▸ **Records for the task**:
>> Begin

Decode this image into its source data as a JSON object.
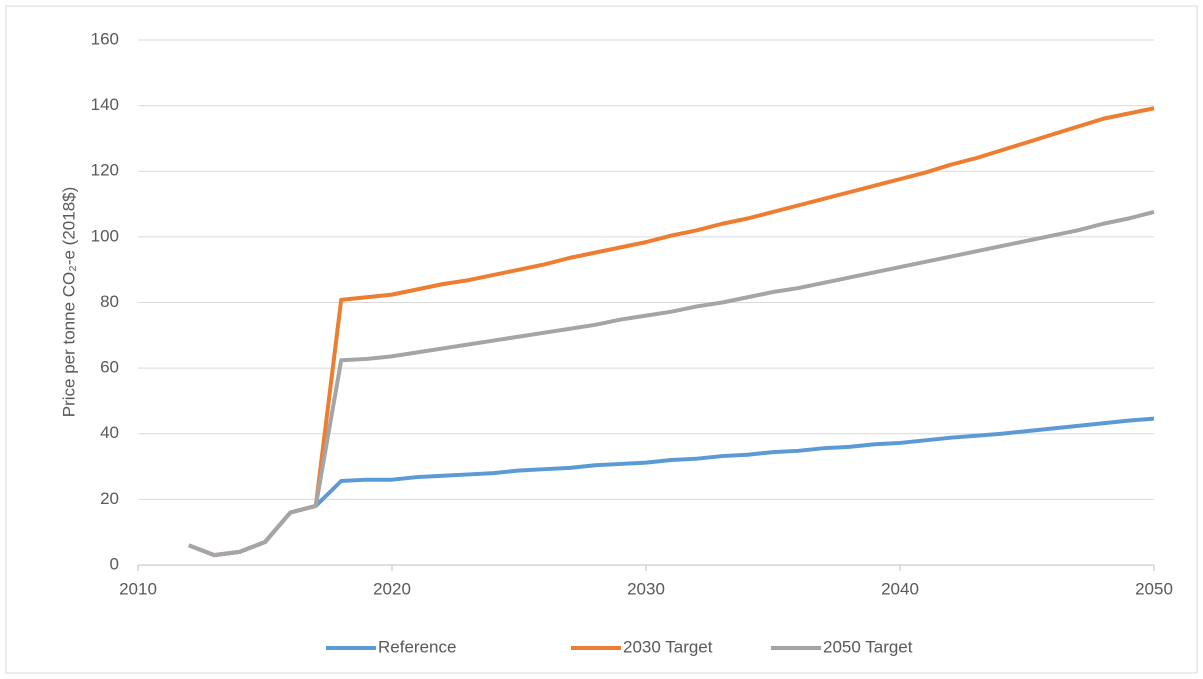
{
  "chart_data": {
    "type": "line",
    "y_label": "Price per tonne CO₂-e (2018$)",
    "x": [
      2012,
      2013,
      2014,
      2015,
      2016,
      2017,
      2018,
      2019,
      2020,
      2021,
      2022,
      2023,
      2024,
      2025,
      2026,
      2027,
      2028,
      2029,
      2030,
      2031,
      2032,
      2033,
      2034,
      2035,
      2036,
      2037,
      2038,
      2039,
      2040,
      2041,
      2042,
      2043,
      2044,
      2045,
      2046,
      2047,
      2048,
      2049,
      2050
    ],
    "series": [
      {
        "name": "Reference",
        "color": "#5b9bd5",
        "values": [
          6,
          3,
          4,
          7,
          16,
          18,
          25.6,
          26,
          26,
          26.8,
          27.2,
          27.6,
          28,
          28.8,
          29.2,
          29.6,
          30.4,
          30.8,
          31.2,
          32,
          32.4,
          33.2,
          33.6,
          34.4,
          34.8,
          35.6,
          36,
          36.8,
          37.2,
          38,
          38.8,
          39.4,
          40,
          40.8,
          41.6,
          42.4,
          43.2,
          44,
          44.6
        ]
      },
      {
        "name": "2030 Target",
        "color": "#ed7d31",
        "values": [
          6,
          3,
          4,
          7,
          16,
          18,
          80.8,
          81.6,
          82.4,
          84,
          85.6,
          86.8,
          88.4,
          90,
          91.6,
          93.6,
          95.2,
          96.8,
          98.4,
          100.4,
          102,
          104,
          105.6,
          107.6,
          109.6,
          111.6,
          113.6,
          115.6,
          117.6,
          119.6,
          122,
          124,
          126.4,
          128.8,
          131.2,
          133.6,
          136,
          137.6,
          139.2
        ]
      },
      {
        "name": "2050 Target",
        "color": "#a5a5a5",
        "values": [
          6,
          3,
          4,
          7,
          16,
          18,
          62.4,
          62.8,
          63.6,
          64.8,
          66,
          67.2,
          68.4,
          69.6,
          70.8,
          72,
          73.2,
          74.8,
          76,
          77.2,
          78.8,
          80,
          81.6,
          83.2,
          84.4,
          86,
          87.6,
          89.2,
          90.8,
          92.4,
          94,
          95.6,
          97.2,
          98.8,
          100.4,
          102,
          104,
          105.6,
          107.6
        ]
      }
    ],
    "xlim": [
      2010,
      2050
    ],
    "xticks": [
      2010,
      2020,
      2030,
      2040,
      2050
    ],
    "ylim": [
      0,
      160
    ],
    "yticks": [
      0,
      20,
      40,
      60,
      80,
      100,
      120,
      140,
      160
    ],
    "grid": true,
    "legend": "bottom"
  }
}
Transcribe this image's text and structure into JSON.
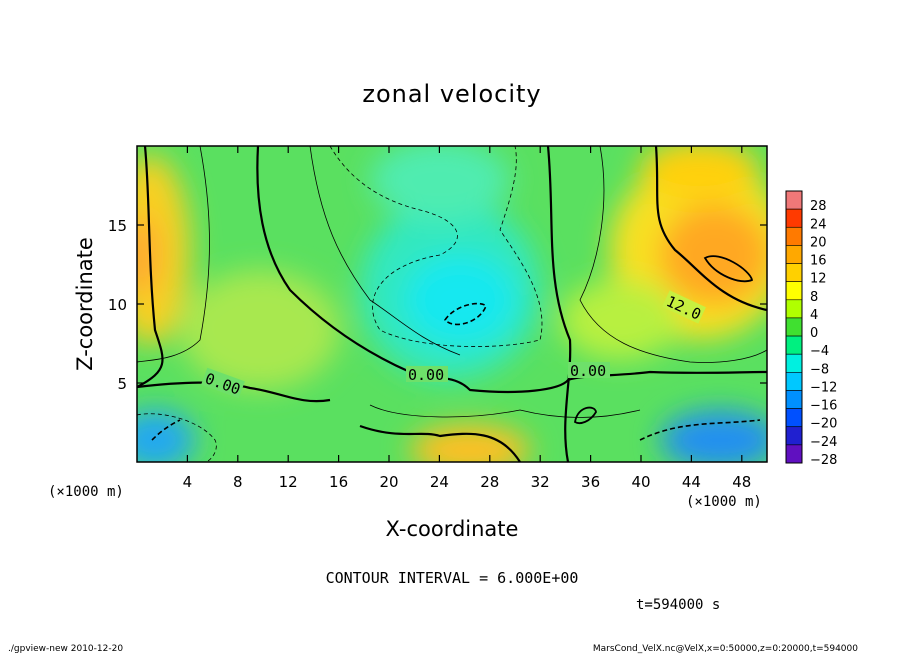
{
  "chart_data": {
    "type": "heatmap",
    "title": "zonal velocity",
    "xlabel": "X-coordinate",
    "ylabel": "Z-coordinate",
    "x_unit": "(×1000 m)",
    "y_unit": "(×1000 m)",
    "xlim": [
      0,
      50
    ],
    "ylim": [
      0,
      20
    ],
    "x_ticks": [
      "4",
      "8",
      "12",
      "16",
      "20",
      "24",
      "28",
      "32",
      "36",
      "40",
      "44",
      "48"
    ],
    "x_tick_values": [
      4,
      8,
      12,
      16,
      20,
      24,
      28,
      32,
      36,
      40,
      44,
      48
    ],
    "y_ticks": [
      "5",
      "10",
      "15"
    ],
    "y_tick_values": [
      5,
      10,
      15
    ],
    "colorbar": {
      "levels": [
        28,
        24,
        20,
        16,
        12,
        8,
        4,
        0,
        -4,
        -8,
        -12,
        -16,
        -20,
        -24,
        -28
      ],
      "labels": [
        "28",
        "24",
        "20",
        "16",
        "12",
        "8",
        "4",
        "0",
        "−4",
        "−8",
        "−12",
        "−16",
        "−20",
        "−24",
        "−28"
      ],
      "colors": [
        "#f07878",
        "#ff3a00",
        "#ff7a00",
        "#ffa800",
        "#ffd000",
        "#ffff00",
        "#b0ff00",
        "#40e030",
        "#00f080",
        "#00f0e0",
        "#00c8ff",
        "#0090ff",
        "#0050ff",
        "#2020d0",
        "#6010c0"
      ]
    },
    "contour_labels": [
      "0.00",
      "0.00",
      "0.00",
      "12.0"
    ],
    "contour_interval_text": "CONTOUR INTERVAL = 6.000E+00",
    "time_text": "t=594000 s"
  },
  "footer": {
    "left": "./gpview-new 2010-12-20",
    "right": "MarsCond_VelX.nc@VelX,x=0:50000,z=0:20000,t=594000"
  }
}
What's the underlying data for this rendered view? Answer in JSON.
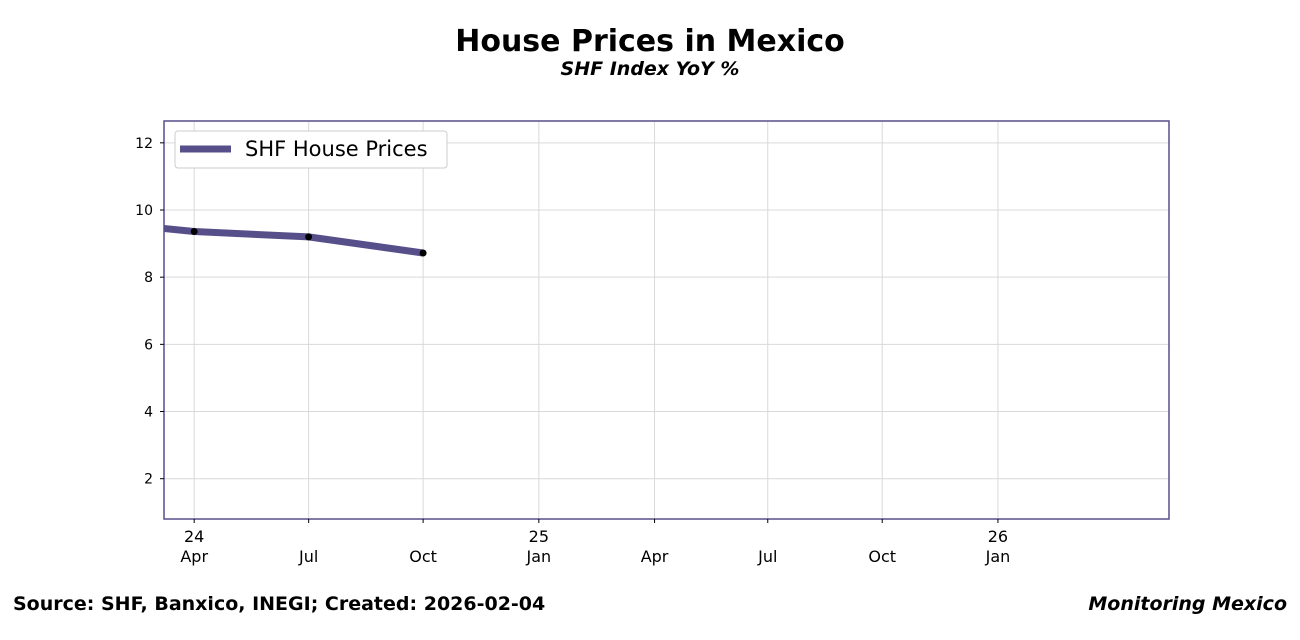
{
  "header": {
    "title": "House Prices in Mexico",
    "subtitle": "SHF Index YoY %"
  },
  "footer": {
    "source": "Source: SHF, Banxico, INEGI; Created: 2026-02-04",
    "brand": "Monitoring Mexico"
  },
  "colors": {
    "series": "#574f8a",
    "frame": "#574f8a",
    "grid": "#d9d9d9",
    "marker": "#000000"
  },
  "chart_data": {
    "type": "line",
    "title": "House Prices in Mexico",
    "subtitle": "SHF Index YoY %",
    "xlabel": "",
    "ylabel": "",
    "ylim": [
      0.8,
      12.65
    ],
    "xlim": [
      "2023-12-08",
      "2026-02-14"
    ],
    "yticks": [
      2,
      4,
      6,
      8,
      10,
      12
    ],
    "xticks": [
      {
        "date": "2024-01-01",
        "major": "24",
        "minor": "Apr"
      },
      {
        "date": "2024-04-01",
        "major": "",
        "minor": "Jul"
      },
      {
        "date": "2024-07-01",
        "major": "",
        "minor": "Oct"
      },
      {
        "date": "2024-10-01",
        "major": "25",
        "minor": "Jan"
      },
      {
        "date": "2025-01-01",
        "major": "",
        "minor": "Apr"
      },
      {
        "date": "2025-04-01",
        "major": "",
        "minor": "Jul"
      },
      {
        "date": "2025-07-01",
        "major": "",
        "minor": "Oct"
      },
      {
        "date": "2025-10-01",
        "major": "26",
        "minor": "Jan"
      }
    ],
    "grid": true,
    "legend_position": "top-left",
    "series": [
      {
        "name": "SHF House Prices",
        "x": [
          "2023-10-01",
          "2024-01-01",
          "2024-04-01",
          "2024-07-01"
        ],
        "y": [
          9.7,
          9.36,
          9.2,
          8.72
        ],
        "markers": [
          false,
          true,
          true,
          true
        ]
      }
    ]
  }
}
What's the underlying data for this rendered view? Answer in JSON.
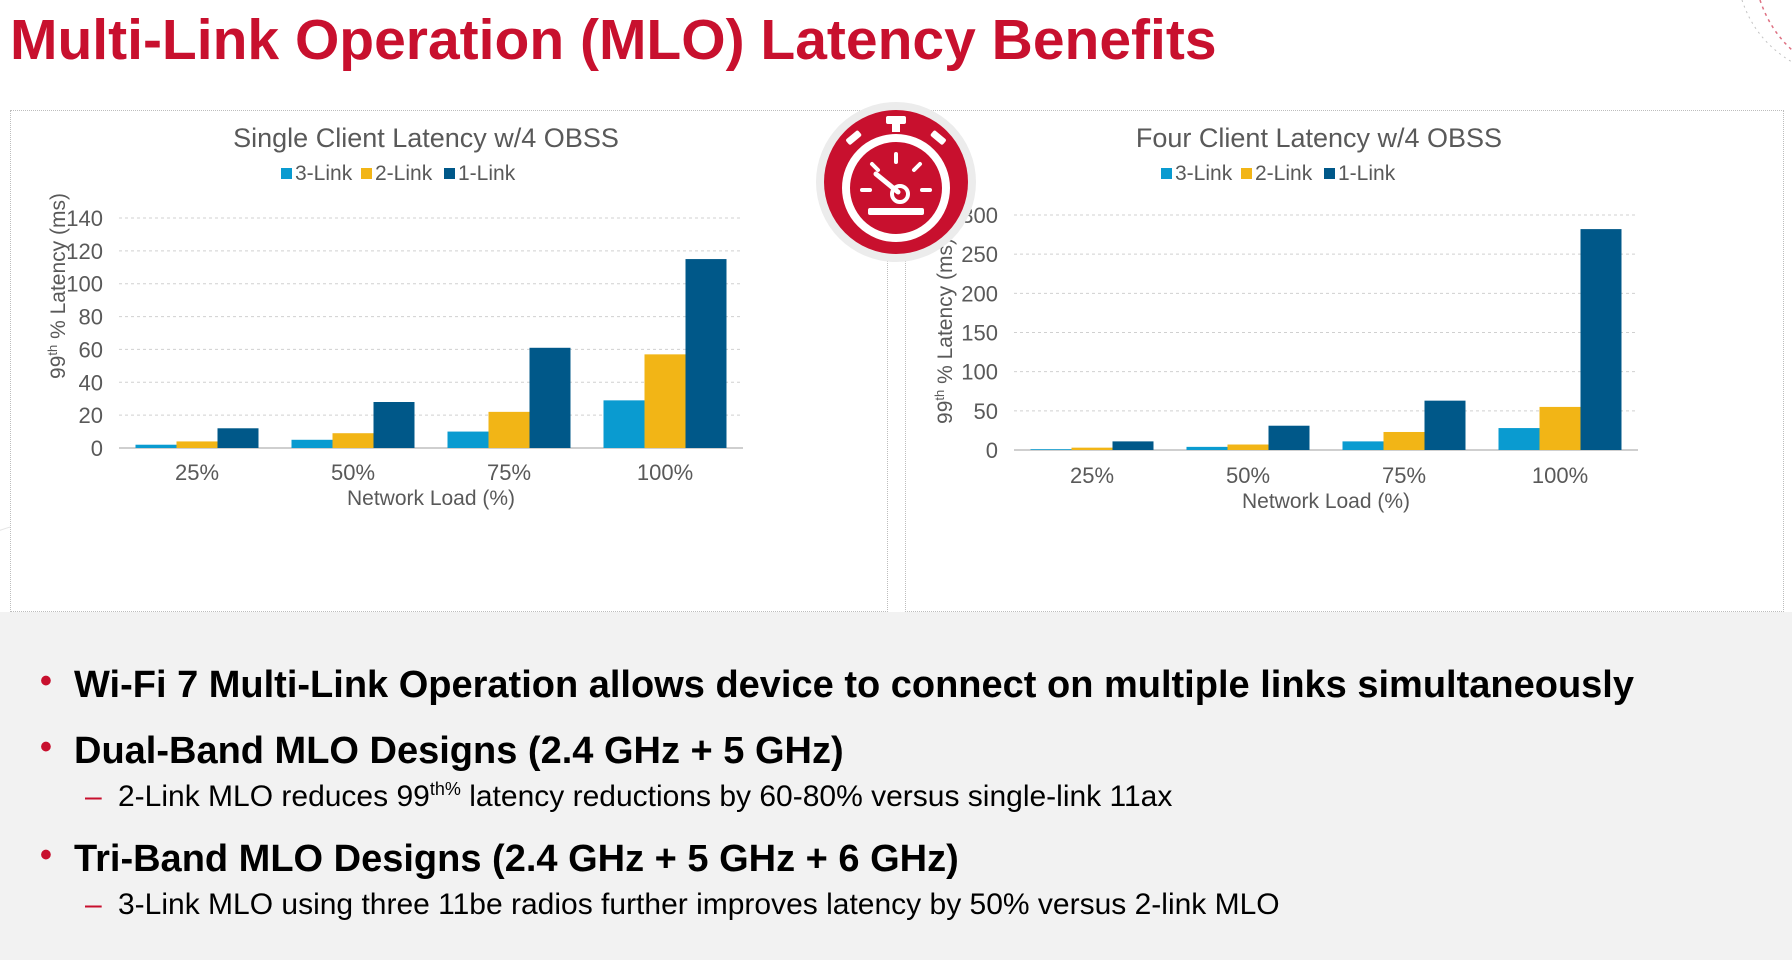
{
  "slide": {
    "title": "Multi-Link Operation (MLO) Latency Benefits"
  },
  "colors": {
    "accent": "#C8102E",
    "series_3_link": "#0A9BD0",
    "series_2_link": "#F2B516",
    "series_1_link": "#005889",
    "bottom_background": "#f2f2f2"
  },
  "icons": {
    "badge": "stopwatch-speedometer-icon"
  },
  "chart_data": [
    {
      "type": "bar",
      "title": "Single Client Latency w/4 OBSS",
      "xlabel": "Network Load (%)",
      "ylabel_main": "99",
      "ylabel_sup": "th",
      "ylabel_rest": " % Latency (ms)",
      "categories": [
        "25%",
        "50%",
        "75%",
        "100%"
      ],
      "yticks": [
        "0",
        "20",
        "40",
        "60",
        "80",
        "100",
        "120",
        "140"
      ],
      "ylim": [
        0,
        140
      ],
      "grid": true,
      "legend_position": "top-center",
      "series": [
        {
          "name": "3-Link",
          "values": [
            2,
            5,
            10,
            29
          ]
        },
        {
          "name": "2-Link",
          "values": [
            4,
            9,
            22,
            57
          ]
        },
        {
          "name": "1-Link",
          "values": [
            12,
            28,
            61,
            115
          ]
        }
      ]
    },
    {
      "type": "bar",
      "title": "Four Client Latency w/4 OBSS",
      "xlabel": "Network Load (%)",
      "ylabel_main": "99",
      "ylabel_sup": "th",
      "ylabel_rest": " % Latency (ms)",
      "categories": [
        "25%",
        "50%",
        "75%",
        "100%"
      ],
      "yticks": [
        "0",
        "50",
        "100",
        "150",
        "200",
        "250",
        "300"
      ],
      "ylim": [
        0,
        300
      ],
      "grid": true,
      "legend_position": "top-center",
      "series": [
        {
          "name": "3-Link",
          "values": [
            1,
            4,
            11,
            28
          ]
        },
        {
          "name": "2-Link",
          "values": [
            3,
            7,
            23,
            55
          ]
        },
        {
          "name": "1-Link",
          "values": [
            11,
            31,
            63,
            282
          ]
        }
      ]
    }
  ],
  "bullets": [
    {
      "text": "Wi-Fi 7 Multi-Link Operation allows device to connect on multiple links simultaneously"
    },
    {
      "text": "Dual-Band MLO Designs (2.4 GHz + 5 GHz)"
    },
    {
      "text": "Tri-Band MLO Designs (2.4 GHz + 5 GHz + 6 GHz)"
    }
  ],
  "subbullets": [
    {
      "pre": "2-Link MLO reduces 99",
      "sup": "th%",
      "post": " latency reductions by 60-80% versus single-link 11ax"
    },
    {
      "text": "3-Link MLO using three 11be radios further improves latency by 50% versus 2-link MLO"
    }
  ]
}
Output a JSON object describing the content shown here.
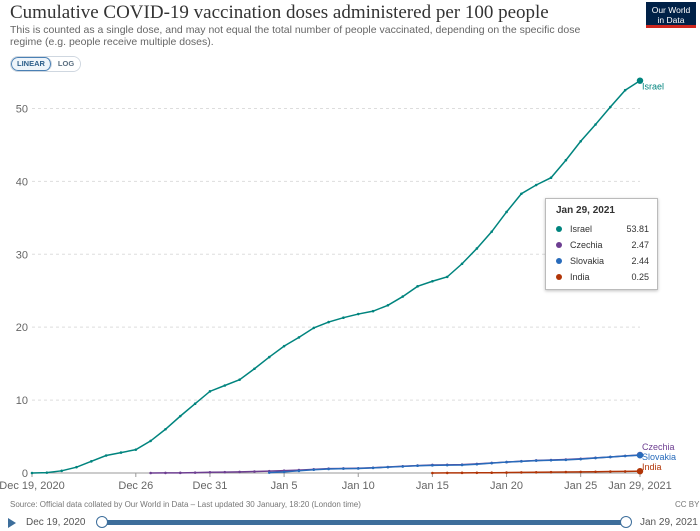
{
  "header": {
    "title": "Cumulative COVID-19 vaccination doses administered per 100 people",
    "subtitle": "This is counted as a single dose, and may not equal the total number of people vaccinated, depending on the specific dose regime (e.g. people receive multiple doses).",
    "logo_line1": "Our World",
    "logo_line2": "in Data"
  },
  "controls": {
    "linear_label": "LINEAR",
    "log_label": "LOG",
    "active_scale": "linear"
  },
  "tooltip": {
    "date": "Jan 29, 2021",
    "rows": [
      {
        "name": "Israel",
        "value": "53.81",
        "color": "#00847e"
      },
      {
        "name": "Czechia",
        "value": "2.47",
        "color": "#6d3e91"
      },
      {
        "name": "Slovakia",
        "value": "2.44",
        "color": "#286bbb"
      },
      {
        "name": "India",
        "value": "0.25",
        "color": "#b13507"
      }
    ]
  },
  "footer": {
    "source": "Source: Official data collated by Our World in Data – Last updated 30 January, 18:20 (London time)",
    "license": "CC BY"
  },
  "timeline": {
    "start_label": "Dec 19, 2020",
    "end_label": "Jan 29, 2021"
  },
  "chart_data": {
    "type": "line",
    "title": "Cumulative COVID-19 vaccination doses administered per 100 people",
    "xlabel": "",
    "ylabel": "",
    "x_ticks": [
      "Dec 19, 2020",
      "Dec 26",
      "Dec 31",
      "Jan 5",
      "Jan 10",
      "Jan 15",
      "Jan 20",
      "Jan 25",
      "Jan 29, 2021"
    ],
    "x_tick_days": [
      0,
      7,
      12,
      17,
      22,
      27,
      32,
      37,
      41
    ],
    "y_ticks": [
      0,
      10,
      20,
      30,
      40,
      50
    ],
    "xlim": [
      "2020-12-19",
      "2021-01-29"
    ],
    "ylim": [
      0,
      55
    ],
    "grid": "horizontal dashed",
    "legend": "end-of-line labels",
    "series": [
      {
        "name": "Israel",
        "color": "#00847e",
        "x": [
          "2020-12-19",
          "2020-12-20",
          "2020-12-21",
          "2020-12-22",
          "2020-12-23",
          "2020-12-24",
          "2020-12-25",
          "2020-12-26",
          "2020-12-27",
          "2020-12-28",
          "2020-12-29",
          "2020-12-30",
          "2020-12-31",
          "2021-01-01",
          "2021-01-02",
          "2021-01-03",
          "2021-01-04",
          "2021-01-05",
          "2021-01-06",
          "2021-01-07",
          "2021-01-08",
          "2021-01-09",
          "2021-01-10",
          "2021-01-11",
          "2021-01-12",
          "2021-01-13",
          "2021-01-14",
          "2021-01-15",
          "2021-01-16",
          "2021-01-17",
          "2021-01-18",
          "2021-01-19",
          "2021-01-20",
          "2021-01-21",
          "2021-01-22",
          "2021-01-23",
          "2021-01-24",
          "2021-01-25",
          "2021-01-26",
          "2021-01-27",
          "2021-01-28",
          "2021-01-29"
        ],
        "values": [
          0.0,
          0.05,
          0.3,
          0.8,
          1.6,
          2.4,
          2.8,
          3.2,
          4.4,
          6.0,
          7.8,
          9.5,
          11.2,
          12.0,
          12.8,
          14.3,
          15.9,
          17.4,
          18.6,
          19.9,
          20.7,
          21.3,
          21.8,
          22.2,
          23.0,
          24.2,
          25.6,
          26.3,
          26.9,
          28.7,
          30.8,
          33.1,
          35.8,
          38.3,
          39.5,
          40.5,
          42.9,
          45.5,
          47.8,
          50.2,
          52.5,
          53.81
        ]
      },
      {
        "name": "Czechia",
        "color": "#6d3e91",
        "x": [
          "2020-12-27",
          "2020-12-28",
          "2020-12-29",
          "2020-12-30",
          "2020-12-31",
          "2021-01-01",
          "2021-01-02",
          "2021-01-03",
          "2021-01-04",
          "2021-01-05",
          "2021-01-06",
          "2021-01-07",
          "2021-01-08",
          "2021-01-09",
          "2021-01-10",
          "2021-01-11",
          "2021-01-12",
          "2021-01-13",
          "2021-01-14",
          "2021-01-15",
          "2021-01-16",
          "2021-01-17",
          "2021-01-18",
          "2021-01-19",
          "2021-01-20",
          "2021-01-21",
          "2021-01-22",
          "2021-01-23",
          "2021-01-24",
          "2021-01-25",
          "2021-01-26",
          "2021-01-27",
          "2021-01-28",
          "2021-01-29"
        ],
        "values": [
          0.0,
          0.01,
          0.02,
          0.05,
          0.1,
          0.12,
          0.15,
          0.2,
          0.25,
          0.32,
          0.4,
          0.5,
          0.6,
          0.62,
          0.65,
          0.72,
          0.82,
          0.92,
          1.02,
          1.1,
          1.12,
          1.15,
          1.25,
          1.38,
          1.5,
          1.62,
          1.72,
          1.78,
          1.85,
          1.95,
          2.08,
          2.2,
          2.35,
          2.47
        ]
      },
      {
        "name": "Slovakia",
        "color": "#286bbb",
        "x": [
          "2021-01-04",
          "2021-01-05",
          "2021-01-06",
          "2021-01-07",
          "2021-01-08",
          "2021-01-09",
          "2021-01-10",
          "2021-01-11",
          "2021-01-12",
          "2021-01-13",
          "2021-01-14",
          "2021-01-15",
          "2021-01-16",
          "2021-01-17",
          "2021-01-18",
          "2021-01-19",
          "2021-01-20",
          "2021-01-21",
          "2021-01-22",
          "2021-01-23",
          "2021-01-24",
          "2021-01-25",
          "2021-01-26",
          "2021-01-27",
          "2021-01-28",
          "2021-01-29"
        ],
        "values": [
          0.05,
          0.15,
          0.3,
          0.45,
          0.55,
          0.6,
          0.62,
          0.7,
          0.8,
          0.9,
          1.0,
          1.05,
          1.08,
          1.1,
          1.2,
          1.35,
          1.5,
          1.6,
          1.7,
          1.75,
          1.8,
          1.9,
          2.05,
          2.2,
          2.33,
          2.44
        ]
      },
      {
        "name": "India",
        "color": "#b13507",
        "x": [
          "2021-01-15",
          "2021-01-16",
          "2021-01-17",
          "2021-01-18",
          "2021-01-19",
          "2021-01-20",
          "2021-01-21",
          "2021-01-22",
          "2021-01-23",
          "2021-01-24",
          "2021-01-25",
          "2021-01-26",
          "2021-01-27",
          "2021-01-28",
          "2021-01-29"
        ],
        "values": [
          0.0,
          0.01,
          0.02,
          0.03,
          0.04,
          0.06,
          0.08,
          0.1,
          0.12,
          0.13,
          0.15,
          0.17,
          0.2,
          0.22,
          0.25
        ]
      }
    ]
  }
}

>> End

▸ **Exercise goal**: Each line that has the word "Designs" should be copied.

▸ **Exercise result**:
      "text": "Dual-Band MLO Designs (2.4 GHz + 5 GHz)"
      "text": "Tri-Band MLO Designs (2.4 GHz + 5 GHz + 6 GHz)"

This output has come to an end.